Task description: Each line of the listing that contains the word "type" is to be copied.

::::::

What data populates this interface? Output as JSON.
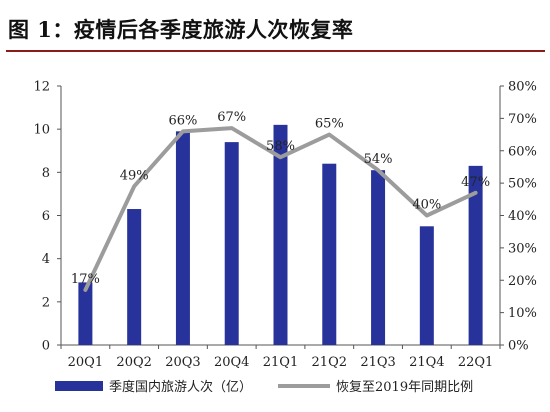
{
  "figure_title": "图 1：疫情后各季度旅游人次恢复率",
  "colors": {
    "bars": "#27339a",
    "line": "#9c9c9c",
    "title_rule": "#8a1c1c",
    "axis": "#555555"
  },
  "chart_data": {
    "type": "bar+line",
    "categories": [
      "20Q1",
      "20Q2",
      "20Q3",
      "20Q4",
      "21Q1",
      "21Q2",
      "21Q3",
      "21Q4",
      "22Q1"
    ],
    "series": [
      {
        "name": "季度国内旅游人次（亿）",
        "type": "bar",
        "axis": "left",
        "values": [
          2.9,
          6.3,
          9.9,
          9.4,
          10.2,
          8.4,
          8.1,
          5.5,
          8.3
        ]
      },
      {
        "name": "恢复至2019年同期比例",
        "type": "line",
        "axis": "right",
        "values": [
          0.17,
          0.49,
          0.66,
          0.67,
          0.58,
          0.65,
          0.54,
          0.4,
          0.47
        ],
        "data_labels": [
          "17%",
          "49%",
          "66%",
          "67%",
          "58%",
          "65%",
          "54%",
          "40%",
          "47%"
        ]
      }
    ],
    "ylim_left": [
      0,
      12
    ],
    "yticks_left": [
      "0",
      "2",
      "4",
      "6",
      "8",
      "10",
      "12"
    ],
    "ylim_right": [
      0,
      0.8
    ],
    "yticks_right": [
      "0%",
      "10%",
      "20%",
      "30%",
      "40%",
      "50%",
      "60%",
      "70%",
      "80%"
    ],
    "grid": false,
    "legend_position": "bottom"
  }
}
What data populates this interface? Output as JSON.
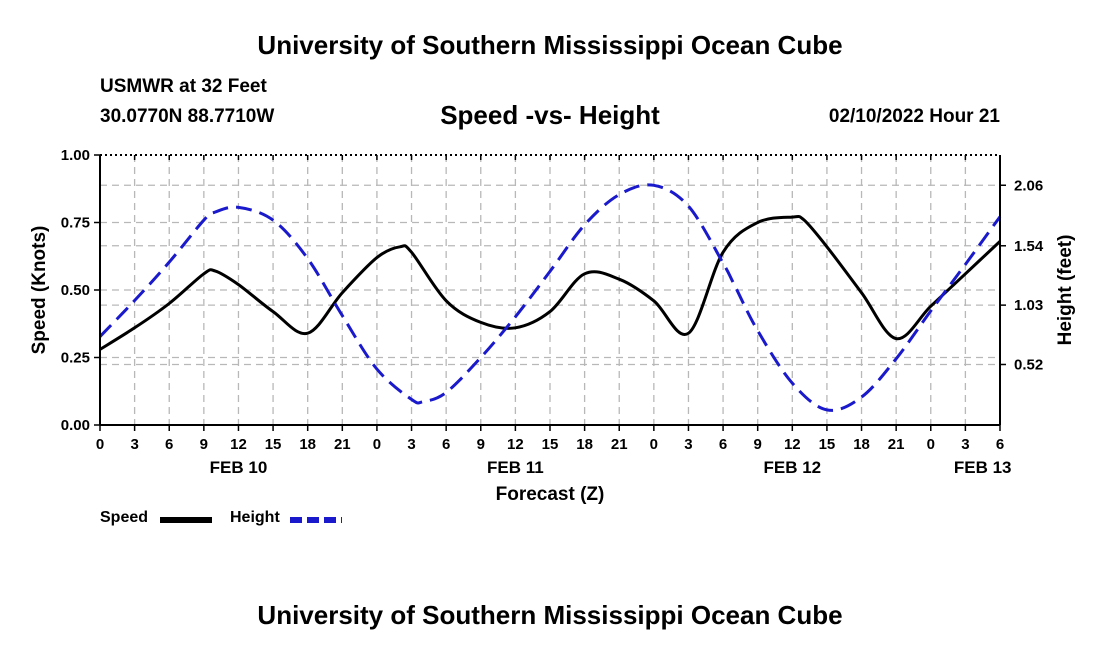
{
  "header": {
    "title": "University of Southern Mississippi Ocean Cube",
    "station": "USMWR at 32 Feet",
    "coordinates": "30.0770N  88.7710W",
    "subtitle": "Speed -vs- Height",
    "datetime": "02/10/2022 Hour 21"
  },
  "footer": {
    "title": "University of Southern Mississippi Ocean Cube"
  },
  "legend": {
    "speed_label": "Speed",
    "height_label": "Height"
  },
  "colors": {
    "speed": "#000000",
    "height": "#1a1acc",
    "grid": "#b8b8b8"
  },
  "chart_data": {
    "type": "line",
    "title": "Speed -vs- Height",
    "xlabel": "Forecast (Z)",
    "ylabel": "Speed (Knots)",
    "y2label": "Height (feet)",
    "xlim": [
      0,
      78
    ],
    "ylim": [
      0,
      1.0
    ],
    "y2lim": [
      0,
      2.32
    ],
    "x_tick_labels": [
      "0",
      "3",
      "6",
      "9",
      "12",
      "15",
      "18",
      "21",
      "0",
      "3",
      "6",
      "9",
      "12",
      "15",
      "18",
      "21",
      "0",
      "3",
      "6",
      "9",
      "12",
      "15",
      "18",
      "21",
      "0",
      "3",
      "6"
    ],
    "y_tick_labels": [
      "0.00",
      "0.25",
      "0.50",
      "0.75",
      "1.00"
    ],
    "y2_tick_labels": [
      "0.52",
      "1.03",
      "1.54",
      "2.06"
    ],
    "y2_tick_values": [
      0.52,
      1.03,
      1.54,
      2.06
    ],
    "date_labels": [
      {
        "label": "FEB 10",
        "x": 12
      },
      {
        "label": "FEB 11",
        "x": 36
      },
      {
        "label": "FEB 12",
        "x": 60
      },
      {
        "label": "FEB 13",
        "x": 76.5
      }
    ],
    "series": [
      {
        "name": "Speed",
        "axis": "left",
        "style": "solid",
        "x": [
          0,
          3,
          6,
          9,
          10,
          12,
          15,
          18,
          21,
          24,
          26,
          27,
          30,
          33,
          36,
          39,
          42,
          45,
          48,
          51,
          54,
          57,
          60,
          61,
          63,
          66,
          69,
          72,
          75,
          78
        ],
        "values": [
          0.28,
          0.36,
          0.45,
          0.56,
          0.57,
          0.52,
          0.42,
          0.34,
          0.49,
          0.62,
          0.66,
          0.64,
          0.46,
          0.38,
          0.36,
          0.42,
          0.56,
          0.54,
          0.46,
          0.34,
          0.64,
          0.75,
          0.77,
          0.76,
          0.66,
          0.49,
          0.32,
          0.44,
          0.56,
          0.68
        ]
      },
      {
        "name": "Height",
        "axis": "right",
        "style": "dashed",
        "x": [
          0,
          3,
          6,
          9,
          10,
          12,
          15,
          18,
          21,
          24,
          27,
          28,
          30,
          33,
          36,
          39,
          42,
          45,
          48,
          51,
          54,
          55,
          57,
          60,
          63,
          66,
          69,
          72,
          75,
          78
        ],
        "values": [
          0.76,
          1.07,
          1.4,
          1.76,
          1.83,
          1.87,
          1.76,
          1.43,
          0.94,
          0.48,
          0.22,
          0.2,
          0.28,
          0.58,
          0.93,
          1.32,
          1.72,
          1.98,
          2.06,
          1.88,
          1.39,
          1.2,
          0.81,
          0.36,
          0.13,
          0.24,
          0.57,
          0.98,
          1.38,
          1.79
        ]
      }
    ]
  }
}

::::::

Answer:
    "type": "bar+line",
        "type": "bar",
        "type": "line",
    "type": "line",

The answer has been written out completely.